*RECORDS*:
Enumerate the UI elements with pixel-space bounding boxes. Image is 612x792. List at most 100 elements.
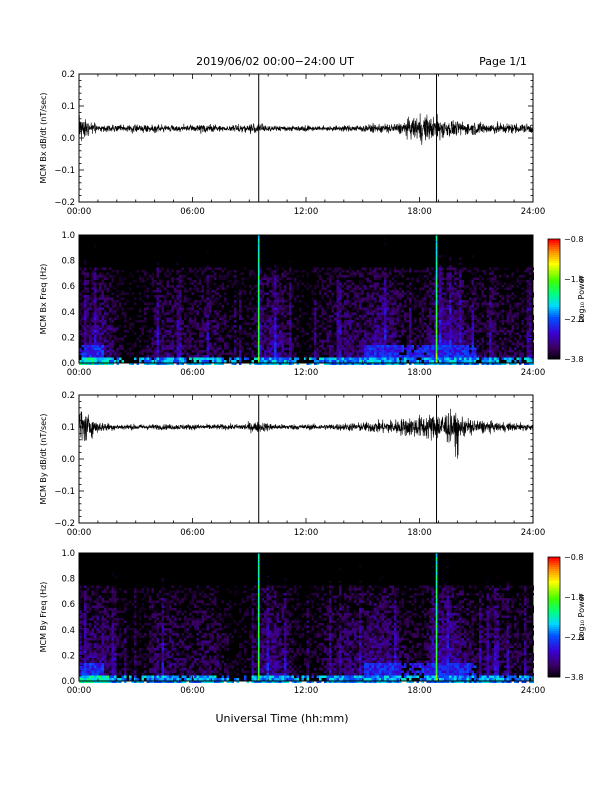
spectrogram-cell	[209, 287, 212, 290]
spectrogram-cell	[99, 292, 102, 295]
spectrogram-cell	[374, 340, 377, 343]
spectrogram-cell	[214, 267, 217, 270]
event-marker-cell	[257, 241, 260, 243]
spectrogram-cell	[284, 317, 287, 320]
spectrogram-cell	[84, 317, 87, 320]
spectrogram-cell	[466, 337, 469, 340]
spectrogram-cell	[439, 347, 442, 350]
spectrogram-cell	[381, 335, 384, 338]
spectrogram-cell	[406, 312, 409, 315]
spectrogram-cell	[106, 297, 109, 300]
spectrogram-cell	[469, 337, 472, 340]
spectrogram-cell	[181, 275, 184, 278]
spectrogram-cell	[111, 347, 114, 350]
spectrogram-cell	[226, 325, 229, 328]
spectrogram-cell	[261, 305, 264, 308]
spectrogram-cell	[276, 345, 279, 348]
spectrogram-cell	[371, 302, 374, 305]
spectrogram-cell	[186, 340, 189, 343]
spectrogram-cell	[239, 355, 242, 358]
spectrogram-cell	[416, 355, 419, 358]
spectrogram-cell	[291, 312, 294, 315]
spectrogram-cell	[376, 277, 379, 280]
spectrogram-cell	[451, 322, 454, 325]
spectrogram-cell	[491, 272, 494, 275]
spectrogram-cell	[249, 347, 252, 350]
spectrogram-cell	[176, 355, 179, 358]
x-tick-label: 00:00	[67, 207, 92, 217]
spectrogram-cell	[289, 335, 292, 338]
spectrogram-cell	[109, 317, 112, 320]
spectrogram-cell	[174, 342, 177, 345]
spectrogram-cell	[314, 352, 317, 355]
event-marker-cell	[257, 257, 260, 259]
spectrogram-cell	[436, 337, 439, 340]
spectrogram-cell	[501, 340, 504, 343]
spectrogram-cell	[259, 267, 262, 270]
spectrogram-cell	[346, 320, 349, 323]
spectrogram-cell	[161, 327, 164, 330]
spectrogram-cell	[396, 312, 399, 315]
spectrogram-cell	[146, 307, 149, 310]
spectrogram-cell	[441, 292, 444, 295]
spectrogram-cell	[439, 305, 442, 308]
spectrogram-cell	[451, 345, 454, 348]
spectrogram-cell	[264, 360, 267, 363]
spectrogram-cell	[261, 275, 264, 278]
spectrogram-cell	[366, 360, 369, 363]
spectrogram-cell	[121, 307, 124, 310]
spectrogram-cell	[256, 312, 259, 315]
spectrogram-cell	[481, 277, 484, 280]
spectrogram-cell	[199, 360, 202, 363]
spectrogram-cell	[94, 360, 97, 363]
spectrogram-cell	[371, 270, 374, 273]
spectrogram-cell	[441, 340, 444, 343]
spectrogram-cell	[289, 285, 292, 288]
spectrogram-cell	[391, 357, 394, 360]
spectrogram-cell	[161, 345, 164, 348]
spectrogram-cell	[99, 320, 102, 323]
spectrogram-cell	[376, 295, 379, 298]
spectrogram-cell	[209, 322, 212, 325]
spectrogram-cell	[196, 327, 199, 330]
spectrogram-cell	[171, 315, 174, 318]
spectrogram-cell	[454, 350, 457, 353]
spectrogram-cell	[114, 342, 117, 345]
spectrogram-cell	[391, 360, 394, 363]
spectrogram-cell	[364, 277, 367, 280]
spectrogram-cell	[334, 317, 337, 320]
spectrogram-cell	[386, 317, 389, 320]
spectrogram-cell	[394, 350, 397, 353]
spectrogram-cell	[459, 342, 462, 345]
spectrogram-cell	[94, 312, 97, 315]
spectrogram-cell	[446, 340, 449, 343]
spectrogram-cell	[151, 315, 154, 318]
spectrogram-cell	[436, 322, 439, 325]
spectrogram-cell	[429, 360, 432, 363]
spectrogram-cell	[409, 282, 412, 285]
spectrogram-cell	[276, 332, 279, 335]
spectrogram-cell	[216, 357, 219, 360]
spectrogram-cell	[384, 277, 387, 280]
spectrogram-cell	[261, 327, 264, 330]
spectrogram-cell	[501, 352, 504, 355]
spectrogram-cell	[351, 310, 354, 313]
spectrogram-cell	[369, 282, 372, 285]
spectrogram-cell	[179, 285, 182, 288]
spectrogram-cell	[526, 352, 529, 355]
spectrogram-cell	[251, 355, 254, 358]
spectrogram-cell	[156, 270, 159, 273]
spectrogram-cell	[101, 267, 104, 270]
spectrogram-cell	[316, 267, 319, 270]
spectrogram-cell	[81, 360, 84, 363]
spectrogram-cell	[351, 282, 354, 285]
spectrogram-cell	[431, 337, 434, 340]
spectrogram-cell	[514, 332, 517, 335]
spectrogram-cell	[179, 362, 182, 365]
spectrogram-cell	[344, 340, 347, 343]
spectrogram-cell	[311, 357, 314, 360]
spectrogram-cell	[114, 287, 117, 290]
spectrogram-cell	[346, 362, 349, 365]
spectrogram-cell	[174, 350, 177, 353]
spectrogram-cell	[81, 290, 84, 293]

*YOUR GOAL*:
Reproduce every one of the items above word for word, leaving out the pictures.

*RESPONSE BELOW*:
Enumerate the UI elements with pixel-space bounding boxes. Image is 612x792. List at most 100 elements.
spectrogram-cell	[209, 287, 212, 290]
spectrogram-cell	[99, 292, 102, 295]
spectrogram-cell	[374, 340, 377, 343]
spectrogram-cell	[214, 267, 217, 270]
event-marker-cell	[257, 241, 260, 243]
spectrogram-cell	[284, 317, 287, 320]
spectrogram-cell	[84, 317, 87, 320]
spectrogram-cell	[466, 337, 469, 340]
spectrogram-cell	[439, 347, 442, 350]
spectrogram-cell	[381, 335, 384, 338]
spectrogram-cell	[406, 312, 409, 315]
spectrogram-cell	[106, 297, 109, 300]
spectrogram-cell	[469, 337, 472, 340]
spectrogram-cell	[181, 275, 184, 278]
spectrogram-cell	[111, 347, 114, 350]
spectrogram-cell	[226, 325, 229, 328]
spectrogram-cell	[261, 305, 264, 308]
spectrogram-cell	[276, 345, 279, 348]
spectrogram-cell	[371, 302, 374, 305]
spectrogram-cell	[186, 340, 189, 343]
spectrogram-cell	[239, 355, 242, 358]
spectrogram-cell	[416, 355, 419, 358]
spectrogram-cell	[291, 312, 294, 315]
spectrogram-cell	[376, 277, 379, 280]
spectrogram-cell	[451, 322, 454, 325]
spectrogram-cell	[491, 272, 494, 275]
spectrogram-cell	[249, 347, 252, 350]
spectrogram-cell	[176, 355, 179, 358]
x-tick-label: 00:00	[67, 207, 92, 217]
spectrogram-cell	[289, 335, 292, 338]
spectrogram-cell	[109, 317, 112, 320]
spectrogram-cell	[174, 342, 177, 345]
spectrogram-cell	[314, 352, 317, 355]
event-marker-cell	[257, 257, 260, 259]
spectrogram-cell	[436, 337, 439, 340]
spectrogram-cell	[501, 340, 504, 343]
spectrogram-cell	[259, 267, 262, 270]
spectrogram-cell	[346, 320, 349, 323]
spectrogram-cell	[161, 327, 164, 330]
spectrogram-cell	[396, 312, 399, 315]
spectrogram-cell	[146, 307, 149, 310]
spectrogram-cell	[441, 292, 444, 295]
spectrogram-cell	[439, 305, 442, 308]
spectrogram-cell	[451, 345, 454, 348]
spectrogram-cell	[264, 360, 267, 363]
spectrogram-cell	[261, 275, 264, 278]
spectrogram-cell	[366, 360, 369, 363]
spectrogram-cell	[121, 307, 124, 310]
spectrogram-cell	[256, 312, 259, 315]
spectrogram-cell	[481, 277, 484, 280]
spectrogram-cell	[199, 360, 202, 363]
spectrogram-cell	[94, 360, 97, 363]
spectrogram-cell	[371, 270, 374, 273]
spectrogram-cell	[441, 340, 444, 343]
spectrogram-cell	[289, 285, 292, 288]
spectrogram-cell	[391, 357, 394, 360]
spectrogram-cell	[161, 345, 164, 348]
spectrogram-cell	[99, 320, 102, 323]
spectrogram-cell	[376, 295, 379, 298]
spectrogram-cell	[209, 322, 212, 325]
spectrogram-cell	[196, 327, 199, 330]
spectrogram-cell	[171, 315, 174, 318]
spectrogram-cell	[454, 350, 457, 353]
spectrogram-cell	[114, 342, 117, 345]
spectrogram-cell	[391, 360, 394, 363]
spectrogram-cell	[364, 277, 367, 280]
spectrogram-cell	[334, 317, 337, 320]
spectrogram-cell	[386, 317, 389, 320]
spectrogram-cell	[394, 350, 397, 353]
spectrogram-cell	[459, 342, 462, 345]
spectrogram-cell	[94, 312, 97, 315]
spectrogram-cell	[446, 340, 449, 343]
spectrogram-cell	[151, 315, 154, 318]
spectrogram-cell	[436, 322, 439, 325]
spectrogram-cell	[429, 360, 432, 363]
spectrogram-cell	[409, 282, 412, 285]
spectrogram-cell	[276, 332, 279, 335]
spectrogram-cell	[216, 357, 219, 360]
spectrogram-cell	[384, 277, 387, 280]
spectrogram-cell	[261, 327, 264, 330]
spectrogram-cell	[501, 352, 504, 355]
spectrogram-cell	[351, 310, 354, 313]
spectrogram-cell	[369, 282, 372, 285]
spectrogram-cell	[179, 285, 182, 288]
spectrogram-cell	[526, 352, 529, 355]
spectrogram-cell	[251, 355, 254, 358]
spectrogram-cell	[156, 270, 159, 273]
spectrogram-cell	[101, 267, 104, 270]
spectrogram-cell	[316, 267, 319, 270]
spectrogram-cell	[81, 360, 84, 363]
spectrogram-cell	[351, 282, 354, 285]
spectrogram-cell	[431, 337, 434, 340]
spectrogram-cell	[514, 332, 517, 335]
spectrogram-cell	[179, 362, 182, 365]
spectrogram-cell	[344, 340, 347, 343]
spectrogram-cell	[311, 357, 314, 360]
spectrogram-cell	[114, 287, 117, 290]
spectrogram-cell	[346, 362, 349, 365]
spectrogram-cell	[174, 350, 177, 353]
spectrogram-cell	[81, 290, 84, 293]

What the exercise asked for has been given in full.